Work to complete:
Select from the data all lines with the word "Соглашении".

Exercise material:
===============

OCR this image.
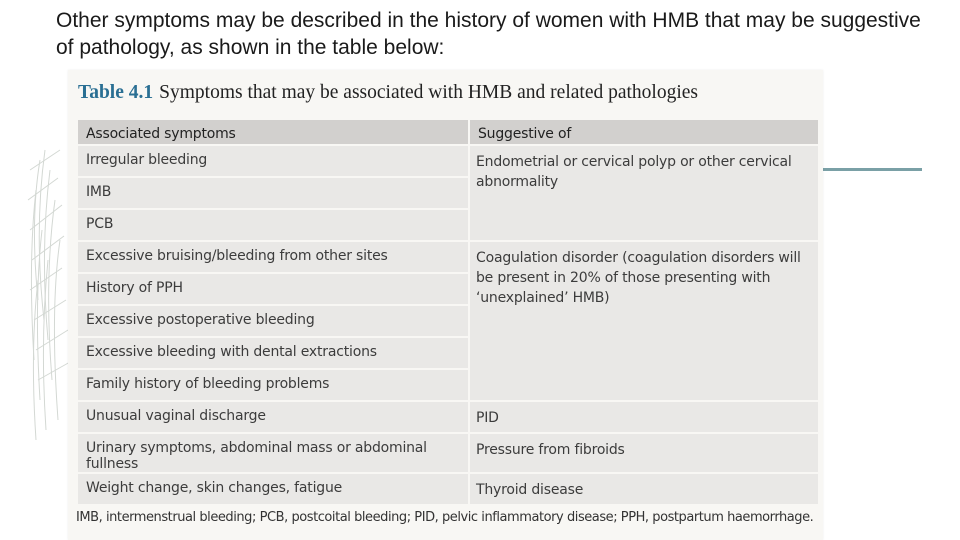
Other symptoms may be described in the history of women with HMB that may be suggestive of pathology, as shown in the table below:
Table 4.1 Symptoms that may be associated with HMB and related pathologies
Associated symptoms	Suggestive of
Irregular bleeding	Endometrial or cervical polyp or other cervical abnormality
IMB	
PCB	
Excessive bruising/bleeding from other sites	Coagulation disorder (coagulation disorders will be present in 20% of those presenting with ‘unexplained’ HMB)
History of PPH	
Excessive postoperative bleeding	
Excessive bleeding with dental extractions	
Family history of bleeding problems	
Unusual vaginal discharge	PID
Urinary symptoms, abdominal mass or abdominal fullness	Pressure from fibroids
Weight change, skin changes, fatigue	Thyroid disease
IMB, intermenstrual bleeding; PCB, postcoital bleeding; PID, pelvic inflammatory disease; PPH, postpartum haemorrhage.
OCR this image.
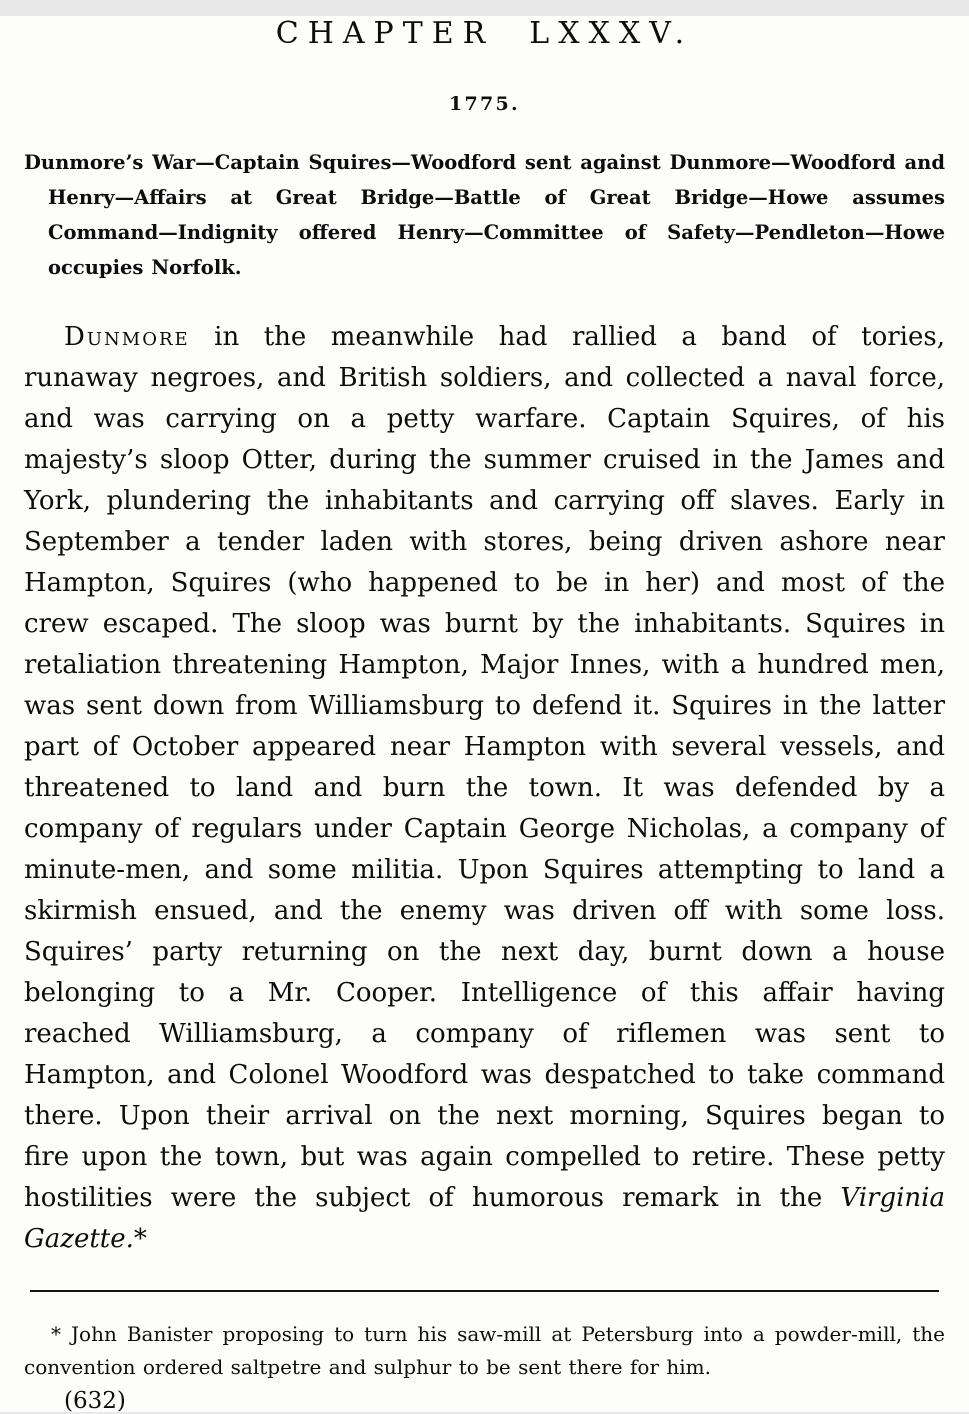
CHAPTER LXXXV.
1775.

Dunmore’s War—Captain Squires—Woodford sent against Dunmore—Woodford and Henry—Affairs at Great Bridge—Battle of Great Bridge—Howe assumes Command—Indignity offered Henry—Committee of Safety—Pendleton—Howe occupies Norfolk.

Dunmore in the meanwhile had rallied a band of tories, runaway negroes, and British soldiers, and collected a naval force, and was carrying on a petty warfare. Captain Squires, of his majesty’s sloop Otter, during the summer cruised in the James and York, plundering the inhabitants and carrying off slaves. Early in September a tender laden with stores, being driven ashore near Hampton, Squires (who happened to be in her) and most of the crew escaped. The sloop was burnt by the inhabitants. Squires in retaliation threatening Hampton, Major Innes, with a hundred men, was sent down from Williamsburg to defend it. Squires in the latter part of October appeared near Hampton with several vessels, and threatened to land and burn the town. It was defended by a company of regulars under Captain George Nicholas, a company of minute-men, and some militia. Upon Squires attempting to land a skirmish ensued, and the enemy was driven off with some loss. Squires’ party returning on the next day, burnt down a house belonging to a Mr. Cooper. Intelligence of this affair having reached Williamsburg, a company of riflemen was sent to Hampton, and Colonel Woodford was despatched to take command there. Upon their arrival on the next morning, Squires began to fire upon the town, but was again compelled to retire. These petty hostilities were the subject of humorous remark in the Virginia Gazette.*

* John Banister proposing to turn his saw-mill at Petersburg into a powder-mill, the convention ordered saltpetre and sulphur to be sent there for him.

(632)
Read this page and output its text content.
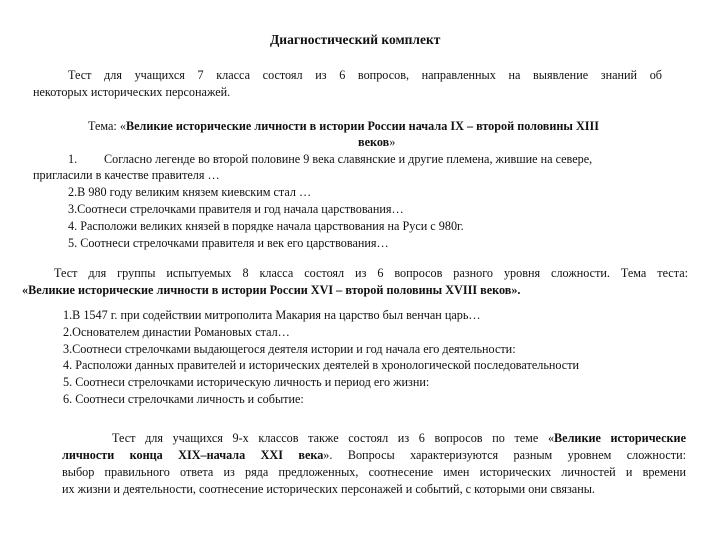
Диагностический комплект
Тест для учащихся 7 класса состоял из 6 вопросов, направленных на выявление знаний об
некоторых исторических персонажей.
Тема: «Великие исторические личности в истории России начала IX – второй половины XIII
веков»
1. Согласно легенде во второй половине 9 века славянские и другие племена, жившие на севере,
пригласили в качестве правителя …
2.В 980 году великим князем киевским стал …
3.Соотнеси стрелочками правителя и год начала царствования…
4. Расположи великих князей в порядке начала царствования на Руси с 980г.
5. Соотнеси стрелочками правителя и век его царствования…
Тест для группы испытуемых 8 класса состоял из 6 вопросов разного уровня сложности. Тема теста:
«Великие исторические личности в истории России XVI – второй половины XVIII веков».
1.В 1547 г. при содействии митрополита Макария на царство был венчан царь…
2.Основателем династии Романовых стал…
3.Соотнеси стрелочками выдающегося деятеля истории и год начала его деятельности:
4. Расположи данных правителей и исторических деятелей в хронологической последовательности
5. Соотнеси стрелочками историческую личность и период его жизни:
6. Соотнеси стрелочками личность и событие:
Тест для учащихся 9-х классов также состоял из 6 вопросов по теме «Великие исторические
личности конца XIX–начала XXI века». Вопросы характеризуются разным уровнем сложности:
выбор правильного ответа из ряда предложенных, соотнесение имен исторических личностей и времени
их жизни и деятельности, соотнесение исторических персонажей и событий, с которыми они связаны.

===============

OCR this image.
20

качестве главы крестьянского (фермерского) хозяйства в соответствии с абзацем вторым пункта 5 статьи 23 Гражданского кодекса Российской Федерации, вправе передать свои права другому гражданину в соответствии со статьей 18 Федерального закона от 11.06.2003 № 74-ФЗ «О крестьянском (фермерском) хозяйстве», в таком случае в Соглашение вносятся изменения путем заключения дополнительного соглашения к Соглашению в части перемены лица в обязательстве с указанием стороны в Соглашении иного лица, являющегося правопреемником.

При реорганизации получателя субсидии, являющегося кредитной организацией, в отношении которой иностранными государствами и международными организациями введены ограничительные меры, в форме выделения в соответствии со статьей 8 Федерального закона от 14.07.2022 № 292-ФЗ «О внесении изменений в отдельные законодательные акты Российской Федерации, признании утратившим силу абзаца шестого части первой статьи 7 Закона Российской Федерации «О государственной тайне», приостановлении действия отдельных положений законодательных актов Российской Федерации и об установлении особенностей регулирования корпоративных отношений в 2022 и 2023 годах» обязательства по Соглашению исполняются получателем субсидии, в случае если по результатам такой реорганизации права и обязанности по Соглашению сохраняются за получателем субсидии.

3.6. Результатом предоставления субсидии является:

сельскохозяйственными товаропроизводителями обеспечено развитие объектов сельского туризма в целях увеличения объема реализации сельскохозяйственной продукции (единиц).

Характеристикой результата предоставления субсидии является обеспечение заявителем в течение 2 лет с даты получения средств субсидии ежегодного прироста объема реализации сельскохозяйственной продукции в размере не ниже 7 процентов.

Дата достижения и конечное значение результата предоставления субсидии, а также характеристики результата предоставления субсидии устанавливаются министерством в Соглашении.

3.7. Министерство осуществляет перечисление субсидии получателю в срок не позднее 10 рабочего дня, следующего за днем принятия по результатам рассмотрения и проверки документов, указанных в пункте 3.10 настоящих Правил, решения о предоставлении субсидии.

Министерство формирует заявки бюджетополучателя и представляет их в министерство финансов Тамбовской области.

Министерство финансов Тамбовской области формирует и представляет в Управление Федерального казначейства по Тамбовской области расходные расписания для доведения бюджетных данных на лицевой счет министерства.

===============

In response:
качестве главы крестьянского (фермерского) хозяйства в соответствии с абзацем вторым пункта 5 статьи 23 Гражданского кодекса Российской Федерации, вправе передать свои права другому гражданину в соответствии со статьей 18 Федерального закона от 11.06.2003 № 74-ФЗ «О крестьянском (фермерском) хозяйстве», в таком случае в Соглашение вносятся изменения путем заключения дополнительного соглашения к Соглашению в части перемены лица в обязательстве с указанием стороны в Соглашении иного лица, являющегося правопреемником.
Дата достижения и конечное значение результата предоставления субсидии, а также характеристики результата предоставления субсидии устанавливаются министерством в Соглашении.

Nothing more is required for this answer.